### Job:
Scan the records for the string "this"; copy each line where it occurs.

Dataset excerpt
+ + + +
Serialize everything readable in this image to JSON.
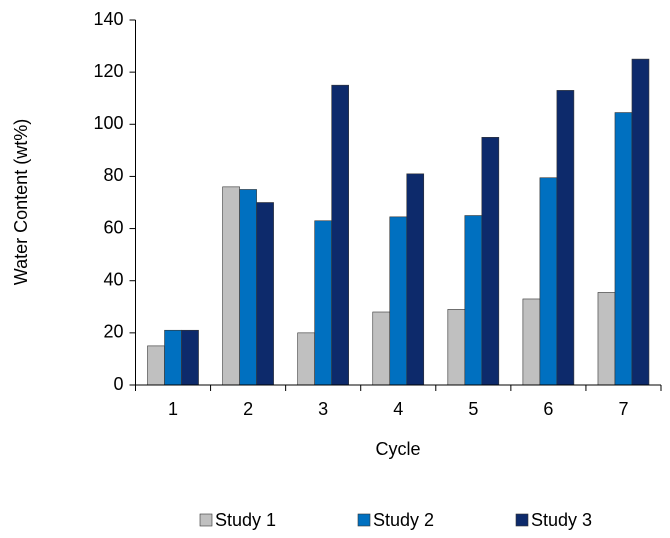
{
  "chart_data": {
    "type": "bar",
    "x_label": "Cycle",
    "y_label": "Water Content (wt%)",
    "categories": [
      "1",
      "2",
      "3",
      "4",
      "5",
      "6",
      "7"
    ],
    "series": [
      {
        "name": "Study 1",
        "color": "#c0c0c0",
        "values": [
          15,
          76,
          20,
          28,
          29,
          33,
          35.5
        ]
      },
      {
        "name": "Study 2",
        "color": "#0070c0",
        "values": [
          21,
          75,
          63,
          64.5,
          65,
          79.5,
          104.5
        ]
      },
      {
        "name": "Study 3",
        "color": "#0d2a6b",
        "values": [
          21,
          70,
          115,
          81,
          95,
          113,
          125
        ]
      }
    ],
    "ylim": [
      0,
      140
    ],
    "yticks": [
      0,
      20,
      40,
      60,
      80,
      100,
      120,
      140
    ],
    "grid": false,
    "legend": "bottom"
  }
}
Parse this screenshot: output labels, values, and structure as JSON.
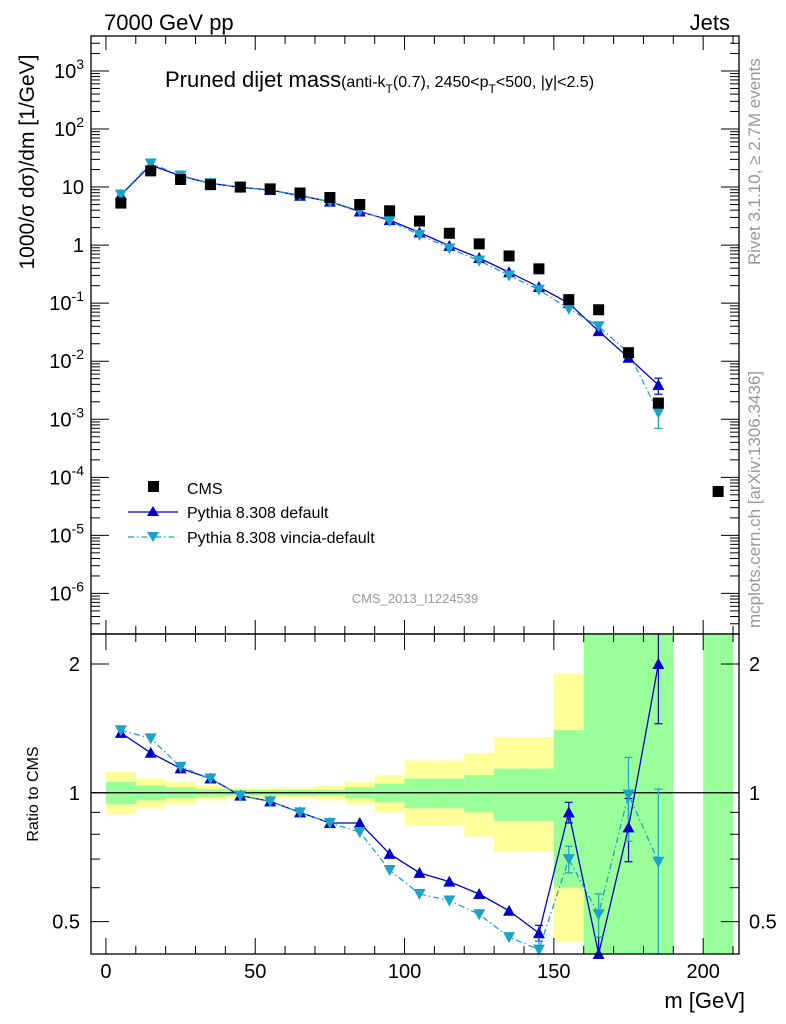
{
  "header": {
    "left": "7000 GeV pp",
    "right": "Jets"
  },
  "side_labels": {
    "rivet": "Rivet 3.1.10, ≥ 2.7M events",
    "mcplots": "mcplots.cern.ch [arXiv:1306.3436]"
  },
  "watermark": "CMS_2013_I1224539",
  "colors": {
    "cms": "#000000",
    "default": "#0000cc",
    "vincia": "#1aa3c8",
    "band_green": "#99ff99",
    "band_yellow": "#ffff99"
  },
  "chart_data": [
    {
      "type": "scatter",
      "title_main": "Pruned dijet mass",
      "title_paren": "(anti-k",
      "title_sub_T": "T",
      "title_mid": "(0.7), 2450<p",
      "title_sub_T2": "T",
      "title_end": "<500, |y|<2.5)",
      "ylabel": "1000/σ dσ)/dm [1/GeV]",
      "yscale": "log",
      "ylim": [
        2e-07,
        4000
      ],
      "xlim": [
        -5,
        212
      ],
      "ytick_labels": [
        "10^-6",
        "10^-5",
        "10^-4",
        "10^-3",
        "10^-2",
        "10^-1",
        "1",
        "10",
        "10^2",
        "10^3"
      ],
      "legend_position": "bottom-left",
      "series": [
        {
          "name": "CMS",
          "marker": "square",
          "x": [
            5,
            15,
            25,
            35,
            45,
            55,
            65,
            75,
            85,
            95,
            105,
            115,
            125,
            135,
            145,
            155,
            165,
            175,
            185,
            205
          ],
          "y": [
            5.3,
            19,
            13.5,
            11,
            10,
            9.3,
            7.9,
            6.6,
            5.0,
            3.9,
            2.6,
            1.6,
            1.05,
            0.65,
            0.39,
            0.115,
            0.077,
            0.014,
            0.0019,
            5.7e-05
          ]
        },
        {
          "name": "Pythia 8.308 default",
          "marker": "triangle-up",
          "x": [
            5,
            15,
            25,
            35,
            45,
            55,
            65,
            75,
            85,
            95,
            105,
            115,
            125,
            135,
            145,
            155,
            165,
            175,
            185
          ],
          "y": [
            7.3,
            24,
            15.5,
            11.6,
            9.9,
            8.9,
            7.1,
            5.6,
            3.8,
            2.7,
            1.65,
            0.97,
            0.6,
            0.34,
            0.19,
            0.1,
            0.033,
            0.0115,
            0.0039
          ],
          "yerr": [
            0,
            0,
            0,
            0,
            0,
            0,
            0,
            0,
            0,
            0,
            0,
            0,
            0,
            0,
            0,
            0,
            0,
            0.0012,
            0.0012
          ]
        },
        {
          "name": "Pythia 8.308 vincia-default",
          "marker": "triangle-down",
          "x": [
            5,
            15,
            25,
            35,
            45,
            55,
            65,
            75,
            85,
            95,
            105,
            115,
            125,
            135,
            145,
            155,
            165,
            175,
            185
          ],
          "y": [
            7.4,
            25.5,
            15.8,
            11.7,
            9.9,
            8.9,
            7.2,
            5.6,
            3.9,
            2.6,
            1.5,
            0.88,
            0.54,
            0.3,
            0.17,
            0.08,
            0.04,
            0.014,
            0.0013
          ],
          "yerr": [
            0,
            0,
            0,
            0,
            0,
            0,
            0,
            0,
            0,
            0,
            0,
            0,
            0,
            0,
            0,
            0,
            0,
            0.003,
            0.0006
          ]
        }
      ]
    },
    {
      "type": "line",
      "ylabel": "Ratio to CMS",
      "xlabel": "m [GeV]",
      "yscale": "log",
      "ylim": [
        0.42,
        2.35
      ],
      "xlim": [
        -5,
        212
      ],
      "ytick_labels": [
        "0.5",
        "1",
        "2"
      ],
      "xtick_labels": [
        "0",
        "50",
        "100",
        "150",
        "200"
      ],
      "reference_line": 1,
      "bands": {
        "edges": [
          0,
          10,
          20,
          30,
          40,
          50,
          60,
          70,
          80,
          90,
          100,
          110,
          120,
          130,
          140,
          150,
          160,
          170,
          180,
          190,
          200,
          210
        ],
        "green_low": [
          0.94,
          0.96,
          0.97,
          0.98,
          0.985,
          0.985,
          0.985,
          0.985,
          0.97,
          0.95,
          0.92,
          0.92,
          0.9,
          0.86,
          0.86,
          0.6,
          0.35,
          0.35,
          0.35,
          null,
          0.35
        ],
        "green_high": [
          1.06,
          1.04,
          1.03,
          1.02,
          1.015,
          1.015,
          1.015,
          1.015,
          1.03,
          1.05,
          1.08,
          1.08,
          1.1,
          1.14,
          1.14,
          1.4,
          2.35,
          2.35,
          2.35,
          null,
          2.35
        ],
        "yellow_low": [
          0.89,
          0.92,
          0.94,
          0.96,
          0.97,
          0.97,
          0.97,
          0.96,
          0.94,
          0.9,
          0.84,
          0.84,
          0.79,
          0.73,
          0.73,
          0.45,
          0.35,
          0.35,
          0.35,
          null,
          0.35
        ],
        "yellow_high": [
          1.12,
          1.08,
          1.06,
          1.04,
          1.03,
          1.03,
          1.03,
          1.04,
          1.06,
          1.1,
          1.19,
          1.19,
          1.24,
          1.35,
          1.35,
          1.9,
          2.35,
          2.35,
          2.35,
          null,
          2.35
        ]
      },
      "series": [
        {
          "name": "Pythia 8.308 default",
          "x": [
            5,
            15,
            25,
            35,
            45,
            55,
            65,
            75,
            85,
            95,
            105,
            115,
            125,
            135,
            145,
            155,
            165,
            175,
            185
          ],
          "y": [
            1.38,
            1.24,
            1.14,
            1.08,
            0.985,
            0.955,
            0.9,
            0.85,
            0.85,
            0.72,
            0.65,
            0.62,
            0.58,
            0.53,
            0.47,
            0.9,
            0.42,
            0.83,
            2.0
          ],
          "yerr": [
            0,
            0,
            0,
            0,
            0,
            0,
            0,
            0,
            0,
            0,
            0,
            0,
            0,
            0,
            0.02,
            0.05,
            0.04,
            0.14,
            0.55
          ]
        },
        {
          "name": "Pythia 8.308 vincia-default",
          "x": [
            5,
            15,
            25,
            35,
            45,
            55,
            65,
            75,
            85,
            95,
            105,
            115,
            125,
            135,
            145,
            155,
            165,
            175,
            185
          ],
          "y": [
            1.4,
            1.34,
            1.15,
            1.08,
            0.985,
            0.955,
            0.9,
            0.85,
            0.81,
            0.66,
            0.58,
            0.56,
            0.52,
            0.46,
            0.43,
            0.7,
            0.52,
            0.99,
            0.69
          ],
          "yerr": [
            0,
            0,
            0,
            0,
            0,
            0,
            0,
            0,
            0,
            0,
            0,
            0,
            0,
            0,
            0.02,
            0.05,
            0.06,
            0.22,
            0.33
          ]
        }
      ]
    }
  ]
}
+ + + +
### In response:
Serialize everything readable in this image to JSON.
Parse this screenshot: output labels, values, and structure as JSON.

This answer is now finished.